[YOUR GOAL]:
Please copy every line of the records below that holds the word "http".

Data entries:
━━━━━━━━━━

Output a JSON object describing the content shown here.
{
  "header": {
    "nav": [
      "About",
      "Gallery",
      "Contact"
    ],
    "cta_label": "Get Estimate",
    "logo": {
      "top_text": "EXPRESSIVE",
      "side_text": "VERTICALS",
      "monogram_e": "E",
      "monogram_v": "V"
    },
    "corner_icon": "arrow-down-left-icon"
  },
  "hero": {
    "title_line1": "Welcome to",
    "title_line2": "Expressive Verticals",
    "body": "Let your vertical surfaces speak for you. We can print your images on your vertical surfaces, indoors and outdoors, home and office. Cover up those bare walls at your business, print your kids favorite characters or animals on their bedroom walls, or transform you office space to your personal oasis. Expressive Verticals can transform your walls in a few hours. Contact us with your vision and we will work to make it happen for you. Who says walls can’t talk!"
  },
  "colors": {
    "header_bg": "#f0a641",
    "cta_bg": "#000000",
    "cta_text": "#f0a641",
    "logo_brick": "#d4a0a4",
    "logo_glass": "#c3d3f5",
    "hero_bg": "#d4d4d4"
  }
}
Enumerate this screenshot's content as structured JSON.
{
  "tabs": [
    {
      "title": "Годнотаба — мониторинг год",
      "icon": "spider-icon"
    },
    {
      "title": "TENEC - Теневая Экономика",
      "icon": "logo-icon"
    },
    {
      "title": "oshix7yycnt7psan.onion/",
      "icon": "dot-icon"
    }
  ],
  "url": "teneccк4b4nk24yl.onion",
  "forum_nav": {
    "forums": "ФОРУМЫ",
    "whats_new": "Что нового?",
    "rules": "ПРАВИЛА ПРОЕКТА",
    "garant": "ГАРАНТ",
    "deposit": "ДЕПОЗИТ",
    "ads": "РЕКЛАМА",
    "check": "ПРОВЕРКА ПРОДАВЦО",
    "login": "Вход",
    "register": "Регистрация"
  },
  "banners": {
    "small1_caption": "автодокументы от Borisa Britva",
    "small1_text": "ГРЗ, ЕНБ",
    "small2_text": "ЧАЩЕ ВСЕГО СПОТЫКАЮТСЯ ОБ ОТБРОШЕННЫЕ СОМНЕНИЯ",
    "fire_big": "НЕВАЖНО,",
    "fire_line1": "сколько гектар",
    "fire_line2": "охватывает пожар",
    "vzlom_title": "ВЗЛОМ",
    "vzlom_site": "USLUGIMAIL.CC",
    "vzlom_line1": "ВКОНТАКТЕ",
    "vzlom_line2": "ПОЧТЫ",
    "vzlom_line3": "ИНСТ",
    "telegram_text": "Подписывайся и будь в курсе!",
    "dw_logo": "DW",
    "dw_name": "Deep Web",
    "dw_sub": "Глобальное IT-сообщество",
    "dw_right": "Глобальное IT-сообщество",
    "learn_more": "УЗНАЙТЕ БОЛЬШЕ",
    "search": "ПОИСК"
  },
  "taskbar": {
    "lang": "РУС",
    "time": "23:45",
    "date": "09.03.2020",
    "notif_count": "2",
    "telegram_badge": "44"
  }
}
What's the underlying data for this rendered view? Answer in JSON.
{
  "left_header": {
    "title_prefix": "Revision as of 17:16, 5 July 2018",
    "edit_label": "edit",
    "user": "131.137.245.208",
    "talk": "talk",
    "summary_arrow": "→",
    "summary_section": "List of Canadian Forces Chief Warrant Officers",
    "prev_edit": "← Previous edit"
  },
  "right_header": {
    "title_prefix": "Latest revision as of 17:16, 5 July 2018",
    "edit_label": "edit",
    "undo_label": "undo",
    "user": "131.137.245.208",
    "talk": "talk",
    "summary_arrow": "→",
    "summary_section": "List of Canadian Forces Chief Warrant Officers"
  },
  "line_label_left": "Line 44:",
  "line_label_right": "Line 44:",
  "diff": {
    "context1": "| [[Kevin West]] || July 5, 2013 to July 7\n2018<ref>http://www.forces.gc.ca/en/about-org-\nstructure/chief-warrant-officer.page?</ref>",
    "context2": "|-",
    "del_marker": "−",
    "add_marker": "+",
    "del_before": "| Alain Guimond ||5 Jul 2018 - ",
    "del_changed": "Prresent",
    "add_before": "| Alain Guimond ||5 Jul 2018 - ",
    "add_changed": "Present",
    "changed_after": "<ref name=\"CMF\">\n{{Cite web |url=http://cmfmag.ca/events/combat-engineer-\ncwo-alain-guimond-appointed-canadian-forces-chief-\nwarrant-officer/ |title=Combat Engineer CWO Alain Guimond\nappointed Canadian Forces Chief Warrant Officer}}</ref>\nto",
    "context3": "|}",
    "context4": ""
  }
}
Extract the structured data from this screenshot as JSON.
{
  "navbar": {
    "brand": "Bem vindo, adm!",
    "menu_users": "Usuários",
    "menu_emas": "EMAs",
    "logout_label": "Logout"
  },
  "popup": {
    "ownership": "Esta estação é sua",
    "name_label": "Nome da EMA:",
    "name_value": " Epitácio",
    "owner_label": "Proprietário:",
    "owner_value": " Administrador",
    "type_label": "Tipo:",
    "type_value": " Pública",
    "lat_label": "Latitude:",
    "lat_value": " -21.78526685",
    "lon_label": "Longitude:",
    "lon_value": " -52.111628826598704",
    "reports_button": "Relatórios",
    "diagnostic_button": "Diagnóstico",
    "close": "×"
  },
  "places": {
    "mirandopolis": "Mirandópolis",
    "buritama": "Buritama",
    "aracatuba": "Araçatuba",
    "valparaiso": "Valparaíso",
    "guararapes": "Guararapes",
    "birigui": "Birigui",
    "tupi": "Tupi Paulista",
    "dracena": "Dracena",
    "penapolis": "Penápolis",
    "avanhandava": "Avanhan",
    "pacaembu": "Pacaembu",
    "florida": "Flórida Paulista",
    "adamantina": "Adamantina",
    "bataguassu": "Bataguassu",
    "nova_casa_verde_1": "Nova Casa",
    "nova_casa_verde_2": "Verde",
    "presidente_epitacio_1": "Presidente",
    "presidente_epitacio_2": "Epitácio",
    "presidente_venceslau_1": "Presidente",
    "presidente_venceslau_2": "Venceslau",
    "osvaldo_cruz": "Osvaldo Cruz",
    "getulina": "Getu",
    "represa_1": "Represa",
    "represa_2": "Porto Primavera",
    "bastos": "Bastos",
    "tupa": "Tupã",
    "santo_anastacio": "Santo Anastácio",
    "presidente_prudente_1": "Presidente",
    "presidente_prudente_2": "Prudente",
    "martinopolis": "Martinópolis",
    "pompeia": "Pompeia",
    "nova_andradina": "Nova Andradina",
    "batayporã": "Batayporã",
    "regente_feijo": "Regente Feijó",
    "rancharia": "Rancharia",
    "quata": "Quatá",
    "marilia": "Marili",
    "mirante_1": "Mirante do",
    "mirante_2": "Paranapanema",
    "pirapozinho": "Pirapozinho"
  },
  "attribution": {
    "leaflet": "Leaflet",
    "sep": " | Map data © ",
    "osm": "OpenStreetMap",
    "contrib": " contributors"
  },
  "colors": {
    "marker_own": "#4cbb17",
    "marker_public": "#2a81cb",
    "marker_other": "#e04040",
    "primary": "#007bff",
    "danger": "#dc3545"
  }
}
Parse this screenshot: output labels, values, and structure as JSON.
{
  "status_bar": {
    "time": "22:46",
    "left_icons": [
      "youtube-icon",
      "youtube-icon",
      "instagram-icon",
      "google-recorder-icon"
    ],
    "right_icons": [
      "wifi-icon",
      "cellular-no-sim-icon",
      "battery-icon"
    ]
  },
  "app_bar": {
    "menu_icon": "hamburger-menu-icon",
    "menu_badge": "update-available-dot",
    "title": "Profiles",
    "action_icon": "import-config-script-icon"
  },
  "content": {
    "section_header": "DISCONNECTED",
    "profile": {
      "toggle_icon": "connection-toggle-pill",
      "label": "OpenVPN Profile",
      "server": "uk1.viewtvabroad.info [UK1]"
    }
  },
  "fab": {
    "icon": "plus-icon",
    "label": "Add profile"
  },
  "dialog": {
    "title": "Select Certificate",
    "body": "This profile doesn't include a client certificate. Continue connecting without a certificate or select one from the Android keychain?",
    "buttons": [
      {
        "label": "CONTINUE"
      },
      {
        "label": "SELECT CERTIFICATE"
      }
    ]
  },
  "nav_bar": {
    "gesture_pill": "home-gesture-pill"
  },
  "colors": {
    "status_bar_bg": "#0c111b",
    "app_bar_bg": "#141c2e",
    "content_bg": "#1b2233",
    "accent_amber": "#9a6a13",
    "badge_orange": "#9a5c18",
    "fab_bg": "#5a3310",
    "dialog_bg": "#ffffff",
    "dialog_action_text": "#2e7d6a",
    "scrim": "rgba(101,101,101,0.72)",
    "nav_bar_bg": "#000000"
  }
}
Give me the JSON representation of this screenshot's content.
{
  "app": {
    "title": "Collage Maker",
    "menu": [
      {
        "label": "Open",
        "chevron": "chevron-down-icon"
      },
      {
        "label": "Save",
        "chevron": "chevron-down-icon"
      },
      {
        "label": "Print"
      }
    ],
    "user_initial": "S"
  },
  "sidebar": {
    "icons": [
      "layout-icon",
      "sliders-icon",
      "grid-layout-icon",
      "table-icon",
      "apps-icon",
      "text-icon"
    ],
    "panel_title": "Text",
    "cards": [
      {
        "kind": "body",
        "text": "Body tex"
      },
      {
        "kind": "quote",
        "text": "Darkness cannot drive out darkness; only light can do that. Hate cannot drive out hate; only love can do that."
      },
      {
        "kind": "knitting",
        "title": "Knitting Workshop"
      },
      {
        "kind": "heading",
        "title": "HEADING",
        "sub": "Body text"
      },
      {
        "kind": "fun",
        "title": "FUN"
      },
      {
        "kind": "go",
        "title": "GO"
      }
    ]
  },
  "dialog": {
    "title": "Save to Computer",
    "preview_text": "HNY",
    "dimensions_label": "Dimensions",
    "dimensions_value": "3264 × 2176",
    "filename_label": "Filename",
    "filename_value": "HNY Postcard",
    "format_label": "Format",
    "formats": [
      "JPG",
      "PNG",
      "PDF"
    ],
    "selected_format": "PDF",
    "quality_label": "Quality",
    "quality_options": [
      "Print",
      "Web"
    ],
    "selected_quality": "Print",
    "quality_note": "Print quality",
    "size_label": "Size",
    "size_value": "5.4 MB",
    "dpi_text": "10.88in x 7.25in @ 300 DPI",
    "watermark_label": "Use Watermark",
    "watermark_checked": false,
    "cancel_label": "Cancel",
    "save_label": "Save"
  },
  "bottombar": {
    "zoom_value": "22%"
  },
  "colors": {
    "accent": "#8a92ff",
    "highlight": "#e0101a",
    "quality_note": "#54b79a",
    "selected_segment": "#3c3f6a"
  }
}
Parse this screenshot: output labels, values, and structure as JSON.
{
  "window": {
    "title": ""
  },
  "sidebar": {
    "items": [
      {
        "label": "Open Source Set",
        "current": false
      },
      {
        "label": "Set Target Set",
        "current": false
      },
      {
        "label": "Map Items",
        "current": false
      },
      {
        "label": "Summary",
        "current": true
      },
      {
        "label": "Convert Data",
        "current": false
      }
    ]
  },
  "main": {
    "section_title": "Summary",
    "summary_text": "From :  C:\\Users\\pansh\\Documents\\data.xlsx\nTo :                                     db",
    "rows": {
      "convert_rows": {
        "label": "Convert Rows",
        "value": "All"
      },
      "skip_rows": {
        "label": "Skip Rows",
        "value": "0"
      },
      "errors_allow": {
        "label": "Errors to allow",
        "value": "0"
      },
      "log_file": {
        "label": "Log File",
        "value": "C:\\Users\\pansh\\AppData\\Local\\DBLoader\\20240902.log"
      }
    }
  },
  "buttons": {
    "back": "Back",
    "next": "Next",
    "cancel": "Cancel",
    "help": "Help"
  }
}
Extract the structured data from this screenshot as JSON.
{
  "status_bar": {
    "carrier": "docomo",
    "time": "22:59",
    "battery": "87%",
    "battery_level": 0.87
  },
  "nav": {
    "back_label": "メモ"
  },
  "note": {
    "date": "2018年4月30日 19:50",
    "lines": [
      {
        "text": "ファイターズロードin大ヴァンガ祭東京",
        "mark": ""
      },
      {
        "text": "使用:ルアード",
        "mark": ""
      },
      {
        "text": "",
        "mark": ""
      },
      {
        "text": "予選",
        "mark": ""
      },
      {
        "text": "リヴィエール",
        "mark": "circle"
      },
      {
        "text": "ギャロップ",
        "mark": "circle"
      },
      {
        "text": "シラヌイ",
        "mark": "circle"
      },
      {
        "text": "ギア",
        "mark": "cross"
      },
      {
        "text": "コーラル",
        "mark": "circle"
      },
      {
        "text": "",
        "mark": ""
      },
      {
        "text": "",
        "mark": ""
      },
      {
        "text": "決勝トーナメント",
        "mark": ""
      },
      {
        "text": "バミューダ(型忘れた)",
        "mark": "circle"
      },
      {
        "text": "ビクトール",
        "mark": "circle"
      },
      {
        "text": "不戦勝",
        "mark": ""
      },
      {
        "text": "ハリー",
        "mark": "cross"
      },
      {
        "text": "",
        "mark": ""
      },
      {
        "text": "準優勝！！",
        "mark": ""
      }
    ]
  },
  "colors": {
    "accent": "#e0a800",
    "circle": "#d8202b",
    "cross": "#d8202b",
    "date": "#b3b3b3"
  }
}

━━━━━━━━━━

[SOLVED EXERCISE]:
    "context1": "| [[Kevin West]] || July 5, 2013 to July 7\n2018<ref>http://www.forces.gc.ca/en/about-org-\nstructure/chief-warrant-officer.page?</ref>",
    "changed_after": "<ref name=\"CMF\">\n{{Cite web |url=http://cmfmag.ca/events/combat-engineer-\ncwo-alain-guimond-appointed-canadian-forces-chief-\nwarrant-officer/ |title=Combat Engineer CWO Alain Guimond\nappointed Canadian Forces Chief Warrant Officer}}</ref>\nto",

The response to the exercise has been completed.